[Collected data entries]
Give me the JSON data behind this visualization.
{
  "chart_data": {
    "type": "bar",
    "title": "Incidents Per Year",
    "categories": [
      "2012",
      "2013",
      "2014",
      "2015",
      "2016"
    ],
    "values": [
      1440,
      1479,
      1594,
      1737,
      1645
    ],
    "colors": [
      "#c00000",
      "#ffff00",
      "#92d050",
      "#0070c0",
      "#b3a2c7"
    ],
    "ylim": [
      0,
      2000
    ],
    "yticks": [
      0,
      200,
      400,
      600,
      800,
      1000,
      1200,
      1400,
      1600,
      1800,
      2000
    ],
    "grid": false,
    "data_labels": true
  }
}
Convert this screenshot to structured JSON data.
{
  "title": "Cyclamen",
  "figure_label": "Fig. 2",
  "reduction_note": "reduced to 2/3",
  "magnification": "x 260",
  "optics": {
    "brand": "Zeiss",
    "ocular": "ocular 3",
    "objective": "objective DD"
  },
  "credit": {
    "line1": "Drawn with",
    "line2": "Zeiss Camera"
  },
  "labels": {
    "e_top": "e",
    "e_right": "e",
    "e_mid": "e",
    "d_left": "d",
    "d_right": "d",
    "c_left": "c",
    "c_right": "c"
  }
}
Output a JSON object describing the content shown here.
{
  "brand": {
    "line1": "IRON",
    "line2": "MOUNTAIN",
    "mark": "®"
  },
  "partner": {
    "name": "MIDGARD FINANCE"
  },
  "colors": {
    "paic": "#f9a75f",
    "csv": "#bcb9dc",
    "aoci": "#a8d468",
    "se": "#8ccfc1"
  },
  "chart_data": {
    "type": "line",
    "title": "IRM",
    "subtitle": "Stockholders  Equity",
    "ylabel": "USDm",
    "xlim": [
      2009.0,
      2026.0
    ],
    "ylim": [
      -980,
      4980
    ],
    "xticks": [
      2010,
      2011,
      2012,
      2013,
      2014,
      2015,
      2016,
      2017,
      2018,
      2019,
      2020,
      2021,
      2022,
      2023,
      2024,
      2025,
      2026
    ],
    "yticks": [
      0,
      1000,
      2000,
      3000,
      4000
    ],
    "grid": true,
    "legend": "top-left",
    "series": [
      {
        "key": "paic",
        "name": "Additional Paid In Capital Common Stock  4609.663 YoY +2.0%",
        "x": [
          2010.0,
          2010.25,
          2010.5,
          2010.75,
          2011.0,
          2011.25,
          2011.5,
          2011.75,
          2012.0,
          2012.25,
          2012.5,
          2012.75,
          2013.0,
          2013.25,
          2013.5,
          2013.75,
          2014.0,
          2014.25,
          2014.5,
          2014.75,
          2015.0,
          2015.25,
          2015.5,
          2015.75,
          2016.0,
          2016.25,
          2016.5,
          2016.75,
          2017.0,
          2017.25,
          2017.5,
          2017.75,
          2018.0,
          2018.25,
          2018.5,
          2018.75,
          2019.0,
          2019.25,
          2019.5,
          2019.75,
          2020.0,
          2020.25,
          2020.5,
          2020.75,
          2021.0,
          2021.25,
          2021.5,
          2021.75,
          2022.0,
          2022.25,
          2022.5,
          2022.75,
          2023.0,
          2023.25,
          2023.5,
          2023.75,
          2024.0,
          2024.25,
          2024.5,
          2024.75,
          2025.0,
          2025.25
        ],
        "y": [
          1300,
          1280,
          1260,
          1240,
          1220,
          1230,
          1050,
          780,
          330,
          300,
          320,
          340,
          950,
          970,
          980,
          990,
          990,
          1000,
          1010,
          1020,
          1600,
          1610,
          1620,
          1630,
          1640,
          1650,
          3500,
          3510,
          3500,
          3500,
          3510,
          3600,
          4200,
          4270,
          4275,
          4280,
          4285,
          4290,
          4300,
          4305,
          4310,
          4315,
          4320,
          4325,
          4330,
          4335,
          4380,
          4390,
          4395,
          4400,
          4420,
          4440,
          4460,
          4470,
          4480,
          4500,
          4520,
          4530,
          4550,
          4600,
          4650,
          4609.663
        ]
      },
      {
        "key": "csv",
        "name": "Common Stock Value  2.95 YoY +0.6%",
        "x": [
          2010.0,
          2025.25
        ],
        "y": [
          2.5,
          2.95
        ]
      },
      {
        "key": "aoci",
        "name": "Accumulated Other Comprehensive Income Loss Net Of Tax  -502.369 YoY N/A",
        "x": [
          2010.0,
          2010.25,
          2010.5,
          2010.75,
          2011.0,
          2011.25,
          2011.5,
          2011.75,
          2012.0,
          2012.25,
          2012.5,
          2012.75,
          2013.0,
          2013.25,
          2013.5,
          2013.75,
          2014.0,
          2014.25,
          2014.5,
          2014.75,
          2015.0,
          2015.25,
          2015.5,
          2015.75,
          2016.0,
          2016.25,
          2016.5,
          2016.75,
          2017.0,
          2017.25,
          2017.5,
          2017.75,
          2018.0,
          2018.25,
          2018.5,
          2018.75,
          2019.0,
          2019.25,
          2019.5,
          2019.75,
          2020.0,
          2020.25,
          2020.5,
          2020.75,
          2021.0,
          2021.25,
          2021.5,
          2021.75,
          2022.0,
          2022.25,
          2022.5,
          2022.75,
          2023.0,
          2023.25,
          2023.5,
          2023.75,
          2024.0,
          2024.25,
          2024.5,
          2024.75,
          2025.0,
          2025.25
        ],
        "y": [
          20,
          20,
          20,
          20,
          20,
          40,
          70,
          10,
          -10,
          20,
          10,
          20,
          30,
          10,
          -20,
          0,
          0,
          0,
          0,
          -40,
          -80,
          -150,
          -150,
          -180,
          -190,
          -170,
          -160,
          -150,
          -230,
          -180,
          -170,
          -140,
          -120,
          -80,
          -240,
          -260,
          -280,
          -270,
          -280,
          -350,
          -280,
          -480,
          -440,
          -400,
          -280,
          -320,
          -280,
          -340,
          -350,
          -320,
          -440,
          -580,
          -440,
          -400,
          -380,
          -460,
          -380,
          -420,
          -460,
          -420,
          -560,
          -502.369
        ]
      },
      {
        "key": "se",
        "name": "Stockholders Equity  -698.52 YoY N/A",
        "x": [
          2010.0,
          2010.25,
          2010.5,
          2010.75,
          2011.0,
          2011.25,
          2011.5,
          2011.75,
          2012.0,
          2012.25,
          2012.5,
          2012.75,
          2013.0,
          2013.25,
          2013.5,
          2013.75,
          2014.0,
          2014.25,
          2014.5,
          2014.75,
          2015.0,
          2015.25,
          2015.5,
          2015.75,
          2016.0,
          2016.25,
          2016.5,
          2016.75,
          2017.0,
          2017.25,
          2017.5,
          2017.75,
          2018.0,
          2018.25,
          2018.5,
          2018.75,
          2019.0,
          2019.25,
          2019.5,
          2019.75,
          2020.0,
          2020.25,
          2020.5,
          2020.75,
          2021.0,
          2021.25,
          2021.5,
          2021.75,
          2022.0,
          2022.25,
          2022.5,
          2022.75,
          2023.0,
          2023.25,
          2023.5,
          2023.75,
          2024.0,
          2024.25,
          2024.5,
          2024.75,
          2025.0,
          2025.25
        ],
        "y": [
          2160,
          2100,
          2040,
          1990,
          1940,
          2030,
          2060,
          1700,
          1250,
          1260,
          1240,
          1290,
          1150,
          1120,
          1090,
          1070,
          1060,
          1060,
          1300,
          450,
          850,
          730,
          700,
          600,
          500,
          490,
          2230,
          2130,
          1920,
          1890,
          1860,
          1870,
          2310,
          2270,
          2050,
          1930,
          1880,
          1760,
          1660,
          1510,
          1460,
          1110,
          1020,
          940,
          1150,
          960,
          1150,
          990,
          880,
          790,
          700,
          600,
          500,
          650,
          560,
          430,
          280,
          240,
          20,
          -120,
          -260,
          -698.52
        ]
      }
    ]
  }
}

Set problem: Each line above that includes "JSON" should be shown.

Exercise solution:
Give me the JSON data behind this visualization.
Convert this screenshot to structured JSON data.
Output a JSON object describing the content shown here.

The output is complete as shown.